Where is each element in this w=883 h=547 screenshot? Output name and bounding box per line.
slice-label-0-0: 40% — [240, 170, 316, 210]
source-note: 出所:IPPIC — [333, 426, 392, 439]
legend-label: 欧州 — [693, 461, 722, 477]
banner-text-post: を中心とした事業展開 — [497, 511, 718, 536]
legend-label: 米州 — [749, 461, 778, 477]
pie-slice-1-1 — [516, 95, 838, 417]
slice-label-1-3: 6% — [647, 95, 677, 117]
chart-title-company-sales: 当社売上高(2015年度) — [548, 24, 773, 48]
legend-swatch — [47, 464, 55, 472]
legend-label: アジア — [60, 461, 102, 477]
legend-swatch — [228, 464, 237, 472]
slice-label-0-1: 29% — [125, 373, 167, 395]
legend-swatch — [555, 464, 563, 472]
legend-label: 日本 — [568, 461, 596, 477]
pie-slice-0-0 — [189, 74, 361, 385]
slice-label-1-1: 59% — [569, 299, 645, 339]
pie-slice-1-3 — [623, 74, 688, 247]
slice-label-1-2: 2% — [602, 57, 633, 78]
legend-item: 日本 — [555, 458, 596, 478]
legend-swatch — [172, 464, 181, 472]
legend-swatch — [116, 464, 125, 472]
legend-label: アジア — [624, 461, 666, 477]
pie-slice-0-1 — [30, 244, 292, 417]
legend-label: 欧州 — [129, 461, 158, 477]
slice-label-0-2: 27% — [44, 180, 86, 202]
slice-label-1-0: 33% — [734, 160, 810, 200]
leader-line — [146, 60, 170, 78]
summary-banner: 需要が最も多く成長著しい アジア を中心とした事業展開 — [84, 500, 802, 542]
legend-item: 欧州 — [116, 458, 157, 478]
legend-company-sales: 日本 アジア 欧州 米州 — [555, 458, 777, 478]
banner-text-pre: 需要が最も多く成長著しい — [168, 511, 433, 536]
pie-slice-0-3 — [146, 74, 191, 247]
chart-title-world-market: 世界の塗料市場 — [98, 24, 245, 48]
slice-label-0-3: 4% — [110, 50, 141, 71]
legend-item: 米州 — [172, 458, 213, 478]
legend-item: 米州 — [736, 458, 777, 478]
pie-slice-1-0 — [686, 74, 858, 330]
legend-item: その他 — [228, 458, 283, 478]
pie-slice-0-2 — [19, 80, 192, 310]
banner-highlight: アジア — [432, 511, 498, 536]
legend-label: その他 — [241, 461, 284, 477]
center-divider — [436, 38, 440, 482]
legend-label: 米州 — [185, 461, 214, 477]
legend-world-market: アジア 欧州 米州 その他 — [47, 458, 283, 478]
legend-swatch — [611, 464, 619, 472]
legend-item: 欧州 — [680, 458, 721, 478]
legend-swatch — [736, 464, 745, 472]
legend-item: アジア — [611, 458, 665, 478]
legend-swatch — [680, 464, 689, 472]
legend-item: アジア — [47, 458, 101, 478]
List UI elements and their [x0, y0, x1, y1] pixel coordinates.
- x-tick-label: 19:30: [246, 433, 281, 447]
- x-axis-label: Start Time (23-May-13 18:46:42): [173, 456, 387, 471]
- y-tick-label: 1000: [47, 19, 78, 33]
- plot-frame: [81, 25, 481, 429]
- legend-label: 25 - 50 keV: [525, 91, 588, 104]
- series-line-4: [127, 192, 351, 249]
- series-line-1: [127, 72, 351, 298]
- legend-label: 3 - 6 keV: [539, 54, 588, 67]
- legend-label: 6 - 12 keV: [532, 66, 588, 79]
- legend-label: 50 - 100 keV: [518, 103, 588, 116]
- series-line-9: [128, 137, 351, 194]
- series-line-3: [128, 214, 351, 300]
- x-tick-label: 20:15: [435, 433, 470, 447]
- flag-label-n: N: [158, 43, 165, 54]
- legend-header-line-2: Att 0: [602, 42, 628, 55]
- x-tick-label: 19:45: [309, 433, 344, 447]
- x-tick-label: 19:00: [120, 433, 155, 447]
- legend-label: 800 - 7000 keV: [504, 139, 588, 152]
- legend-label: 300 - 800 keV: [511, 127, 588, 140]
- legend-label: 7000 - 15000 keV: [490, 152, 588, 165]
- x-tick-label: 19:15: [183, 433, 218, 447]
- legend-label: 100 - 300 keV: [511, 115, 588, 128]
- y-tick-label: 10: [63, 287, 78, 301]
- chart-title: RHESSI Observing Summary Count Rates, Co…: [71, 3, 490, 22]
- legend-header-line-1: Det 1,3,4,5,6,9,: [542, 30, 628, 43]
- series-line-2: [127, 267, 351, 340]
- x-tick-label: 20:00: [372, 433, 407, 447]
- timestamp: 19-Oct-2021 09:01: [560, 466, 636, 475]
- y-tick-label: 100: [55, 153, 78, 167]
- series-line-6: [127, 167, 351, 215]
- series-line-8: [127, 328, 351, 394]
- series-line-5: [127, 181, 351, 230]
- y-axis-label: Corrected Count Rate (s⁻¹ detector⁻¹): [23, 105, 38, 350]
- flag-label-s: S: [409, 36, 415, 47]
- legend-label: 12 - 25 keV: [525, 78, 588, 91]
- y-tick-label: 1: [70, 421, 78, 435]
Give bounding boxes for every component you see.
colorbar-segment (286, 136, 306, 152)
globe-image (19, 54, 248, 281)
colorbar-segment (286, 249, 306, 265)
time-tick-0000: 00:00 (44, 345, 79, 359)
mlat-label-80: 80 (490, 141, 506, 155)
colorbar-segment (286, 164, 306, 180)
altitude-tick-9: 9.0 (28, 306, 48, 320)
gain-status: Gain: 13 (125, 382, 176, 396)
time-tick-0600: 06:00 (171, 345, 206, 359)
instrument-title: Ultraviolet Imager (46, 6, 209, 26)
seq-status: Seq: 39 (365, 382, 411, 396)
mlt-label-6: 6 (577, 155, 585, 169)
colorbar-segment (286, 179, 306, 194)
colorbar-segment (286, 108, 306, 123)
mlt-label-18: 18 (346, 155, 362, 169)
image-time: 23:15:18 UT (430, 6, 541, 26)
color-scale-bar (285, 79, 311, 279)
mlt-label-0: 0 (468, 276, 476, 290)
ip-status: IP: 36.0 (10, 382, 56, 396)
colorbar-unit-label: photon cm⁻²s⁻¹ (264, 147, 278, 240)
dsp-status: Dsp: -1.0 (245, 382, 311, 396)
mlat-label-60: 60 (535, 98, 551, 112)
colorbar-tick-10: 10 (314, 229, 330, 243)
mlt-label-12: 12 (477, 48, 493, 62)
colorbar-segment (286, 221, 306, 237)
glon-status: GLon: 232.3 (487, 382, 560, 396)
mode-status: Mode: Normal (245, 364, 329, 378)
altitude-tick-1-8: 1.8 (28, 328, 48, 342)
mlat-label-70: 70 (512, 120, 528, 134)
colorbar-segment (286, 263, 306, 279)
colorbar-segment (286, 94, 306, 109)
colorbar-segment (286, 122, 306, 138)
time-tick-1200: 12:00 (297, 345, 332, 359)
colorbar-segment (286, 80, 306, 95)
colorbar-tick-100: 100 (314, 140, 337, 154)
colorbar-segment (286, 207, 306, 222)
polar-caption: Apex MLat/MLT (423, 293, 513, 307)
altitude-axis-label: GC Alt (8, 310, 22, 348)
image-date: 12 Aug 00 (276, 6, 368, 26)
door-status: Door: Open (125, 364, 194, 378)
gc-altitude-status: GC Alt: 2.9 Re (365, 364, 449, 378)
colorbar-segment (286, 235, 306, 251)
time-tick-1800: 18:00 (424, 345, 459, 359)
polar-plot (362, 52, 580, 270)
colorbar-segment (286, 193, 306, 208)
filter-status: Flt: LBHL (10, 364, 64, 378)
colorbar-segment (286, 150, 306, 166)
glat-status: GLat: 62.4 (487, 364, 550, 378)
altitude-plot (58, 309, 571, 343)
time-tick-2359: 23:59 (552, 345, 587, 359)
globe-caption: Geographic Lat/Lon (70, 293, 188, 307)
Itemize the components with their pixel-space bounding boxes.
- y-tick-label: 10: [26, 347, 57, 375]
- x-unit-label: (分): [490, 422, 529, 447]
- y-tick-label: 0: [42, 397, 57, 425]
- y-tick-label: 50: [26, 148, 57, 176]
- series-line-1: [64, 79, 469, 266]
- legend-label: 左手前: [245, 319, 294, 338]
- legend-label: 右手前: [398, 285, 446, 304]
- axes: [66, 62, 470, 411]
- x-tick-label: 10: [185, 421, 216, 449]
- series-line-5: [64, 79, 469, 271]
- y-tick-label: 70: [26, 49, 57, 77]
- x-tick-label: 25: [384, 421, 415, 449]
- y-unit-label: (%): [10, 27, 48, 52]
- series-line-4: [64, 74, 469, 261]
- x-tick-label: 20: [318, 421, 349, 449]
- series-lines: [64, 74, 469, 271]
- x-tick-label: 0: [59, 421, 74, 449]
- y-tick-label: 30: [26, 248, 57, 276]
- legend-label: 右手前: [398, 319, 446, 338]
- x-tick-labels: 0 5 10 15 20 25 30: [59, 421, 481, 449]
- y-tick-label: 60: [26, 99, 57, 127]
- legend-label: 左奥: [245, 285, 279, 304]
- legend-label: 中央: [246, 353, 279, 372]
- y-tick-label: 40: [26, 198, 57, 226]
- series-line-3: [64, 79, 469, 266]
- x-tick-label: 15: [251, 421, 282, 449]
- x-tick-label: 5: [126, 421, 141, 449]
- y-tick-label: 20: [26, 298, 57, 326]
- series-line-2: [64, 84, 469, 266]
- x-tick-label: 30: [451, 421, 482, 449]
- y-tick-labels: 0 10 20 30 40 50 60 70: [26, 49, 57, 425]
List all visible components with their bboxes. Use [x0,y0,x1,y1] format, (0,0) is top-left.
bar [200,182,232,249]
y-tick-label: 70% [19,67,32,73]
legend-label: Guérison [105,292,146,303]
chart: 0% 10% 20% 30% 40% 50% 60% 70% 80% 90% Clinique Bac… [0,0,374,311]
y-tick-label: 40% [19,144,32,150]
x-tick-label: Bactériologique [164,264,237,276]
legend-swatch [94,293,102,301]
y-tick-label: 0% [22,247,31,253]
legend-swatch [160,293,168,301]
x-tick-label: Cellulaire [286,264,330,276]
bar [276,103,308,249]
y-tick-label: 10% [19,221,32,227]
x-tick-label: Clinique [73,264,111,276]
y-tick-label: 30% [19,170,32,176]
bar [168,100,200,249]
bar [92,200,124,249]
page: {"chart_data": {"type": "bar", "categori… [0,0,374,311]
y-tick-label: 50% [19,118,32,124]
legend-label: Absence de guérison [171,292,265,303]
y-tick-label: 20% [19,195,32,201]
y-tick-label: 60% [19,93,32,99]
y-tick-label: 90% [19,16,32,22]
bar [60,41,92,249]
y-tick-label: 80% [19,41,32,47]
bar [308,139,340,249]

§ **Stated goal**:
Please count how many lines of the records above contain the word "their", and reply with the number only.

§ **Exercise output**:
3